> [Work required] Set down each entry from the block beneath, exactly as written.

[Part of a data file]

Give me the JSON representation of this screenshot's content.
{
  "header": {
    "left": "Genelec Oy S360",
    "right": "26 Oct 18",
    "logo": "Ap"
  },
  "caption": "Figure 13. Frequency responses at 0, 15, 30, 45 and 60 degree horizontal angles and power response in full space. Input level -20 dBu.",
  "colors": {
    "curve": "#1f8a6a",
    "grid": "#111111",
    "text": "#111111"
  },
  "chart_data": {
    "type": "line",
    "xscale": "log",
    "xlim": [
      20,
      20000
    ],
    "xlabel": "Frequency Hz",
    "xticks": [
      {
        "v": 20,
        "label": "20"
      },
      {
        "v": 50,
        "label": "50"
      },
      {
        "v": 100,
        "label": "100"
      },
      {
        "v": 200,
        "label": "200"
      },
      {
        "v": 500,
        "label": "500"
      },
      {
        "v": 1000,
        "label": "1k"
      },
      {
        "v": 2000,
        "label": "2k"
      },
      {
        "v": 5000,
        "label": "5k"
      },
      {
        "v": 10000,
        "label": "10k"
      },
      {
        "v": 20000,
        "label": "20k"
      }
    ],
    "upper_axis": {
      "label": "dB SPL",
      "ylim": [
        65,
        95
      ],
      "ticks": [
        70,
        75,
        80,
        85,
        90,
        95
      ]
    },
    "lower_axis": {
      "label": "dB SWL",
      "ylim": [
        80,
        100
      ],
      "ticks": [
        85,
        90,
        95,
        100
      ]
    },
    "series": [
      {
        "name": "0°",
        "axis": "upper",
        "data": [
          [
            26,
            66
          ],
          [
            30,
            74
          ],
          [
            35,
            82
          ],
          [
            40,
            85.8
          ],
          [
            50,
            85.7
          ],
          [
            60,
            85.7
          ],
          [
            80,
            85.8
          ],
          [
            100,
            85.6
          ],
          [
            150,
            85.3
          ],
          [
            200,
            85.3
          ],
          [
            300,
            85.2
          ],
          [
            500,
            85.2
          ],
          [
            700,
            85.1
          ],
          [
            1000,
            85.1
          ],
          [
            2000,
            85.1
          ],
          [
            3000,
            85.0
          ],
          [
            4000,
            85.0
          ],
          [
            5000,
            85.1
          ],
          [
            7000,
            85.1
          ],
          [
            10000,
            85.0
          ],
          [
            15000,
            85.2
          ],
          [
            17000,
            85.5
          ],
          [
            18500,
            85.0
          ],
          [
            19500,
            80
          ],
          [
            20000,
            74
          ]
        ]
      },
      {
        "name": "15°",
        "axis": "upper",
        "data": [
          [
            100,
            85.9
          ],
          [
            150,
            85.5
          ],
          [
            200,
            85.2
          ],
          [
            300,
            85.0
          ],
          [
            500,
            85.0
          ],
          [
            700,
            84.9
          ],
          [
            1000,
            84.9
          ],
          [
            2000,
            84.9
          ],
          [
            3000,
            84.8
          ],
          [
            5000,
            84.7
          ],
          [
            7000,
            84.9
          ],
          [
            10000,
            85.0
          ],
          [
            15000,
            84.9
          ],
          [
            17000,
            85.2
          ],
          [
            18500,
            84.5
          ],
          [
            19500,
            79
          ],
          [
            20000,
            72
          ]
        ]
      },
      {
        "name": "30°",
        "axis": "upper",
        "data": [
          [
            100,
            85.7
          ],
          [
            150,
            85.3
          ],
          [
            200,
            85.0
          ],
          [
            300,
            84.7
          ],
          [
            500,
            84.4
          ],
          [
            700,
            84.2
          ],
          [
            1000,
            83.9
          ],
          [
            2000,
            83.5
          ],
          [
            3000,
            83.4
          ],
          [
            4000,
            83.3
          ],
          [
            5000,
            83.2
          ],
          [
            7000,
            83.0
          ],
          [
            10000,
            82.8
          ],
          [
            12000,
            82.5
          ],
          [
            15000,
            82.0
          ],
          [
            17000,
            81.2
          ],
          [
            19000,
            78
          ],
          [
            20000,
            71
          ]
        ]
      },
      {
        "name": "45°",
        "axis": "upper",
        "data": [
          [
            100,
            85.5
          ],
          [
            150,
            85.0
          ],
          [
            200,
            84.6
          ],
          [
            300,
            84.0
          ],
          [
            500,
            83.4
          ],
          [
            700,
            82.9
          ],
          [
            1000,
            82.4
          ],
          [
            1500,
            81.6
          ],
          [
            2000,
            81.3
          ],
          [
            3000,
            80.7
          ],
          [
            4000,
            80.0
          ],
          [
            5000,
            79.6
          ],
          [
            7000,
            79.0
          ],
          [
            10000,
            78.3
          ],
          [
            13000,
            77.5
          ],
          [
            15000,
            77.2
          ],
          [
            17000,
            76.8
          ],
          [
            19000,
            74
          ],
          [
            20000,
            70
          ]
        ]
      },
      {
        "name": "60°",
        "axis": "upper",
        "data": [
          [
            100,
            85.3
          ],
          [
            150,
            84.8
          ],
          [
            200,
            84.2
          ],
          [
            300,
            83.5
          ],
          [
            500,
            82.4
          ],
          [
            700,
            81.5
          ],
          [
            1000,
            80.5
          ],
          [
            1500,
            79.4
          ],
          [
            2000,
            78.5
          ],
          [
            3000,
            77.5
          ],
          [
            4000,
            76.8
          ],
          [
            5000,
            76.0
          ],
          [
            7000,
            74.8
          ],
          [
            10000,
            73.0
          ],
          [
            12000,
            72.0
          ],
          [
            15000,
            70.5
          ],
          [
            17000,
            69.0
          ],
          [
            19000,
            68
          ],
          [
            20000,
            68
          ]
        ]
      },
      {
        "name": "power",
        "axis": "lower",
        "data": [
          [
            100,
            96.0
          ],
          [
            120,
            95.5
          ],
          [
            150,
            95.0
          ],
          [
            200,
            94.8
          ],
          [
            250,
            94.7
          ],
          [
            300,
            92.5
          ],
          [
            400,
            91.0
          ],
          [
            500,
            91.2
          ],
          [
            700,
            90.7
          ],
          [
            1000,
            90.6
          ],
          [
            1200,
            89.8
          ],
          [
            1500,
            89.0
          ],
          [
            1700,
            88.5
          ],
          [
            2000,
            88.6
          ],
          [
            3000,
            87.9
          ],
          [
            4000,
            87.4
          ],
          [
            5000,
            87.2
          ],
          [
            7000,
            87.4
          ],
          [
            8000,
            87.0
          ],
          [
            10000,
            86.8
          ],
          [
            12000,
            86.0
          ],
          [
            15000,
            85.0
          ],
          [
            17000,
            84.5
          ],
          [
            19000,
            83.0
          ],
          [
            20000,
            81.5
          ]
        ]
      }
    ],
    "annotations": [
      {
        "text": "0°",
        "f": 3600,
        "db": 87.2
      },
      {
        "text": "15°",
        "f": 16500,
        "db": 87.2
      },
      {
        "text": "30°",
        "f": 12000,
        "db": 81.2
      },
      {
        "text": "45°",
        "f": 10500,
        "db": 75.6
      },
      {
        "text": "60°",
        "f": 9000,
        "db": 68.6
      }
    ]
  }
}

> [Answer to this problem]
Give me the JSON representation of this screenshot's content.
{
  "header": {
    "left": "Genelec Oy S360",
    "right": "26 Oct 18",
    "logo": "Ap"
  },
  "caption": "Figure 13. Frequency responses at 0, 15, 30, 45 and 60 degree horizontal angles and power response in full space. Input level -20 dBu.",
  "colors": {
    "curve": "#1f8a6a",
    "grid": "#111111",
    "text": "#111111"
  },
  "chart_data": {
    "type": "line",
    "xscale": "log",
    "xlim": [
      20,
      20000
    ],
    "xlabel": "Frequency Hz",
    "xticks": [
      {
        "v": 20,
        "label": "20"
      },
      {
        "v": 50,
        "label": "50"
      },
      {
        "v": 100,
        "label": "100"
      },
      {
        "v": 200,
        "label": "200"
      },
      {
        "v": 500,
        "label": "500"
      },
      {
        "v": 1000,
        "label": "1k"
      },
      {
        "v": 2000,
        "label": "2k"
      },
      {
        "v": 5000,
        "label": "5k"
      },
      {
        "v": 10000,
        "label": "10k"
      },
      {
        "v": 20000,
        "label": "20k"
      }
    ],
    "upper_axis": {
      "label": "dB SPL",
      "ylim": [
        65,
        95
      ],
      "ticks": [
        70,
        75,
        80,
        85,
        90,
        95
      ]
    },
    "lower_axis": {
      "label": "dB SWL",
      "ylim": [
        80,
        100
      ],
      "ticks": [
        85,
        90,
        95,
        100
      ]
    },
    "series": [
      {
        "name": "0°",
        "axis": "upper",
        "data": [
          [
            26,
            66
          ],
          [
            30,
            74
          ],
          [
            35,
            82
          ],
          [
            40,
            85.8
          ],
          [
            50,
            85.7
          ],
          [
            60,
            85.7
          ],
          [
            80,
            85.8
          ],
          [
            100,
            85.6
          ],
          [
            150,
            85.3
          ],
          [
            200,
            85.3
          ],
          [
            300,
            85.2
          ],
          [
            500,
            85.2
          ],
          [
            700,
            85.1
          ],
          [
            1000,
            85.1
          ],
          [
            2000,
            85.1
          ],
          [
            3000,
            85.0
          ],
          [
            4000,
            85.0
          ],
          [
            5000,
            85.1
          ],
          [
            7000,
            85.1
          ],
          [
            10000,
            85.0
          ],
          [
            15000,
            85.2
          ],
          [
            17000,
            85.5
          ],
          [
            18500,
            85.0
          ],
          [
            19500,
            80
          ],
          [
            20000,
            74
          ]
        ]
      },
      {
        "name": "15°",
        "axis": "upper",
        "data": [
          [
            100,
            85.9
          ],
          [
            150,
            85.5
          ],
          [
            200,
            85.2
          ],
          [
            300,
            85.0
          ],
          [
            500,
            85.0
          ],
          [
            700,
            84.9
          ],
          [
            1000,
            84.9
          ],
          [
            2000,
            84.9
          ],
          [
            3000,
            84.8
          ],
          [
            5000,
            84.7
          ],
          [
            7000,
            84.9
          ],
          [
            10000,
            85.0
          ],
          [
            15000,
            84.9
          ],
          [
            17000,
            85.2
          ],
          [
            18500,
            84.5
          ],
          [
            19500,
            79
          ],
          [
            20000,
            72
          ]
        ]
      },
      {
        "name": "30°",
        "axis": "upper",
        "data": [
          [
            100,
            85.7
          ],
          [
            150,
            85.3
          ],
          [
            200,
            85.0
          ],
          [
            300,
            84.7
          ],
          [
            500,
            84.4
          ],
          [
            700,
            84.2
          ],
          [
            1000,
            83.9
          ],
          [
            2000,
            83.5
          ],
          [
            3000,
            83.4
          ],
          [
            4000,
            83.3
          ],
          [
            5000,
            83.2
          ],
          [
            7000,
            83.0
          ],
          [
            10000,
            82.8
          ],
          [
            12000,
            82.5
          ],
          [
            15000,
            82.0
          ],
          [
            17000,
            81.2
          ],
          [
            19000,
            78
          ],
          [
            20000,
            71
          ]
        ]
      },
      {
        "name": "45°",
        "axis": "upper",
        "data": [
          [
            100,
            85.5
          ],
          [
            150,
            85.0
          ],
          [
            200,
            84.6
          ],
          [
            300,
            84.0
          ],
          [
            500,
            83.4
          ],
          [
            700,
            82.9
          ],
          [
            1000,
            82.4
          ],
          [
            1500,
            81.6
          ],
          [
            2000,
            81.3
          ],
          [
            3000,
            80.7
          ],
          [
            4000,
            80.0
          ],
          [
            5000,
            79.6
          ],
          [
            7000,
            79.0
          ],
          [
            10000,
            78.3
          ],
          [
            13000,
            77.5
          ],
          [
            15000,
            77.2
          ],
          [
            17000,
            76.8
          ],
          [
            19000,
            74
          ],
          [
            20000,
            70
          ]
        ]
      },
      {
        "name": "60°",
        "axis": "upper",
        "data": [
          [
            100,
            85.3
          ],
          [
            150,
            84.8
          ],
          [
            200,
            84.2
          ],
          [
            300,
            83.5
          ],
          [
            500,
            82.4
          ],
          [
            700,
            81.5
          ],
          [
            1000,
            80.5
          ],
          [
            1500,
            79.4
          ],
          [
            2000,
            78.5
          ],
          [
            3000,
            77.5
          ],
          [
            4000,
            76.8
          ],
          [
            5000,
            76.0
          ],
          [
            7000,
            74.8
          ],
          [
            10000,
            73.0
          ],
          [
            12000,
            72.0
          ],
          [
            15000,
            70.5
          ],
          [
            17000,
            69.0
          ],
          [
            19000,
            68
          ],
          [
            20000,
            68
          ]
        ]
      },
      {
        "name": "power",
        "axis": "lower",
        "data": [
          [
            100,
            96.0
          ],
          [
            120,
            95.5
          ],
          [
            150,
            95.0
          ],
          [
            200,
            94.8
          ],
          [
            250,
            94.7
          ],
          [
            300,
            92.5
          ],
          [
            400,
            91.0
          ],
          [
            500,
            91.2
          ],
          [
            700,
            90.7
          ],
          [
            1000,
            90.6
          ],
          [
            1200,
            89.8
          ],
          [
            1500,
            89.0
          ],
          [
            1700,
            88.5
          ],
          [
            2000,
            88.6
          ],
          [
            3000,
            87.9
          ],
          [
            4000,
            87.4
          ],
          [
            5000,
            87.2
          ],
          [
            7000,
            87.4
          ],
          [
            8000,
            87.0
          ],
          [
            10000,
            86.8
          ],
          [
            12000,
            86.0
          ],
          [
            15000,
            85.0
          ],
          [
            17000,
            84.5
          ],
          [
            19000,
            83.0
          ],
          [
            20000,
            81.5
          ]
        ]
      }
    ],
    "annotations": [
      {
        "text": "0°",
        "f": 3600,
        "db": 87.2
      },
      {
        "text": "15°",
        "f": 16500,
        "db": 87.2
      },
      {
        "text": "30°",
        "f": 12000,
        "db": 81.2
      },
      {
        "text": "45°",
        "f": 10500,
        "db": 75.6
      },
      {
        "text": "60°",
        "f": 9000,
        "db": 68.6
      }
    ]
  }
}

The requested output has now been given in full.